Exercise aim >> Put the listing below into a Markdown table with the columns Row and Entry, from the line with "row-other: 0.0% bbox=[553, 439, 601, 462]" up to and including the line with "year-label: 2006 bbox=[314, 148, 366, 172]". Number each row in order and leave out any blank lines.

Available records >>

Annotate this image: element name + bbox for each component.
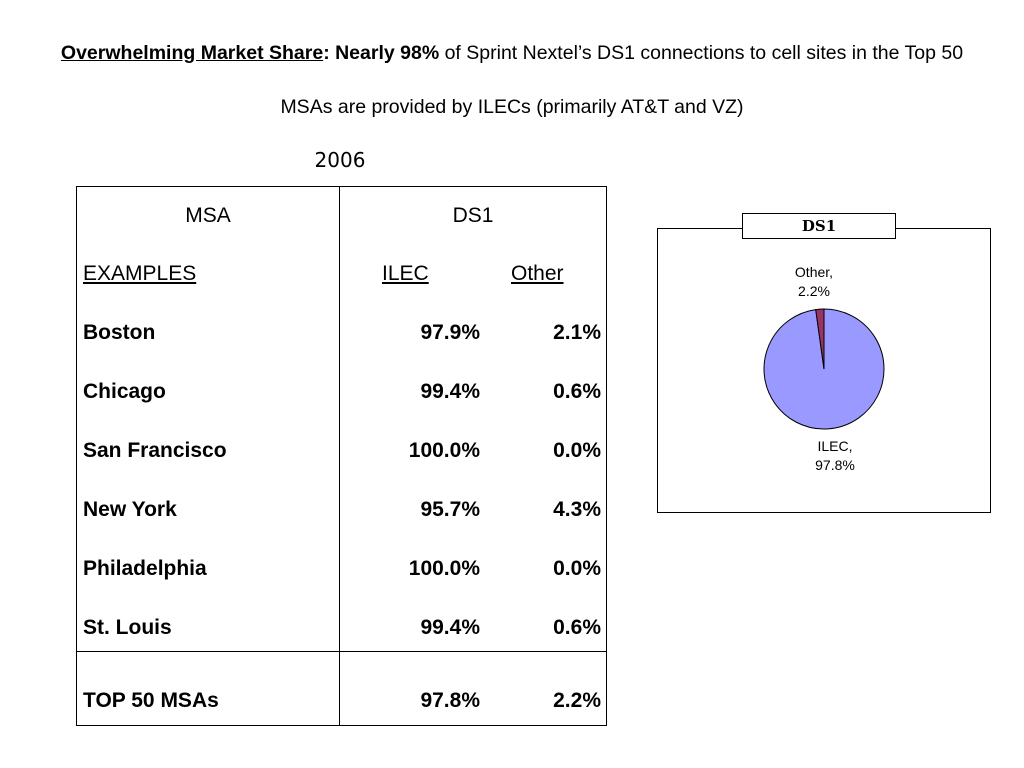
row-other: 0.0% bbox=[553, 439, 601, 462]
row-other: 4.3% bbox=[553, 498, 601, 521]
row-msa: St. Louis bbox=[83, 616, 172, 639]
total-msa: TOP 50 MSAs bbox=[83, 689, 219, 712]
row-msa: Boston bbox=[83, 321, 156, 344]
market-share-table: MSA DS1 EXAMPLES ILEC Other Boston 97.9%… bbox=[76, 186, 607, 726]
subheader-other: Other bbox=[511, 262, 564, 285]
subheader-examples: EXAMPLES bbox=[83, 262, 197, 285]
row-other: 2.1% bbox=[553, 321, 601, 344]
row-ilec: 100.0% bbox=[408, 439, 480, 462]
headline-bold: : Nearly 98% bbox=[323, 42, 440, 64]
subheader-ilec: ILEC bbox=[382, 262, 429, 285]
pie-chart bbox=[763, 308, 885, 430]
row-msa: Chicago bbox=[83, 380, 166, 403]
headline-text: of Sprint Nextel’s DS1 connections to ce… bbox=[280, 42, 964, 118]
pie-label-ilec-value: 97.8% bbox=[815, 457, 855, 473]
row-msa: New York bbox=[83, 498, 177, 521]
row-other: 0.0% bbox=[553, 557, 601, 580]
row-msa: San Francisco bbox=[83, 439, 227, 462]
year-label: 2006 bbox=[314, 148, 366, 172]
headline: Overwhelming Market Share: Nearly 98% of… bbox=[40, 26, 984, 134]
pie-label-other-name: Other bbox=[794, 264, 830, 280]
column-divider bbox=[339, 187, 340, 725]
total-divider bbox=[77, 651, 606, 652]
headline-emphasis: Overwhelming Market Share bbox=[60, 42, 324, 64]
row-ilec: 100.0% bbox=[408, 557, 480, 580]
pie-label-other-value: 2.2% bbox=[798, 283, 830, 299]
row-other: 0.6% bbox=[553, 380, 601, 403]
pie-chart-title: DS1 bbox=[742, 213, 896, 239]
total-other: 2.2% bbox=[553, 689, 601, 712]
row-ilec: 97.9% bbox=[420, 321, 480, 344]
header-msa: MSA bbox=[185, 204, 231, 227]
pie-label-ilec: ILEC, 97.8% bbox=[815, 438, 855, 473]
row-msa: Philadelphia bbox=[83, 557, 207, 580]
header-ds1: DS1 bbox=[452, 204, 494, 227]
pie-slice-other bbox=[815, 308, 825, 370]
row-ilec: 99.4% bbox=[420, 380, 480, 403]
pie-label-other: Other, 2.2% bbox=[794, 264, 834, 299]
total-ilec: 97.8% bbox=[420, 689, 480, 712]
row-ilec: 99.4% bbox=[420, 616, 480, 639]
row-ilec: 95.7% bbox=[420, 498, 480, 521]
pie-label-ilec-name: ILEC bbox=[817, 438, 849, 454]
row-other: 0.6% bbox=[553, 616, 601, 639]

Full answer >>
| Row | Entry |
|---|---|
| 1 | row-other: 0.0% bbox=[553, 439, 601, 462] |
| 2 | row-other: 4.3% bbox=[553, 498, 601, 521] |
| 3 | row-msa: St. Louis bbox=[83, 616, 172, 639] |
| 4 | total-msa: TOP 50 MSAs bbox=[83, 689, 219, 712] |
| 5 | row-msa: Boston bbox=[83, 321, 156, 344] |
| 6 | market-share-table: MSA DS1 EXAMPLES ILEC Other Boston 97.9%… bbox=[76, 186, 607, 726] |
| 7 | subheader-other: Other bbox=[511, 262, 564, 285] |
| 8 | subheader-examples: EXAMPLES bbox=[83, 262, 197, 285] |
| 9 | row-other: 2.1% bbox=[553, 321, 601, 344] |
| 10 | row-ilec: 100.0% bbox=[408, 439, 480, 462] |
| 11 | headline-bold: : Nearly 98% bbox=[323, 42, 440, 64] |
| 12 | subheader-ilec: ILEC bbox=[382, 262, 429, 285] |
| 13 | pie-chart bbox=[763, 308, 885, 430] |
| 14 | row-msa: Chicago bbox=[83, 380, 166, 403] |
| 15 | headline-text: of Sprint Nextel’s DS1 connections to ce… bbox=[280, 42, 964, 118] |
| 16 | pie-label-ilec-value: 97.8% bbox=[815, 457, 855, 473] |
| 17 | row-msa: New York bbox=[83, 498, 177, 521] |
| 18 | row-other: 0.0% bbox=[553, 557, 601, 580] |
| 19 | row-msa: San Francisco bbox=[83, 439, 227, 462] |
| 20 | year-label: 2006 bbox=[314, 148, 366, 172] |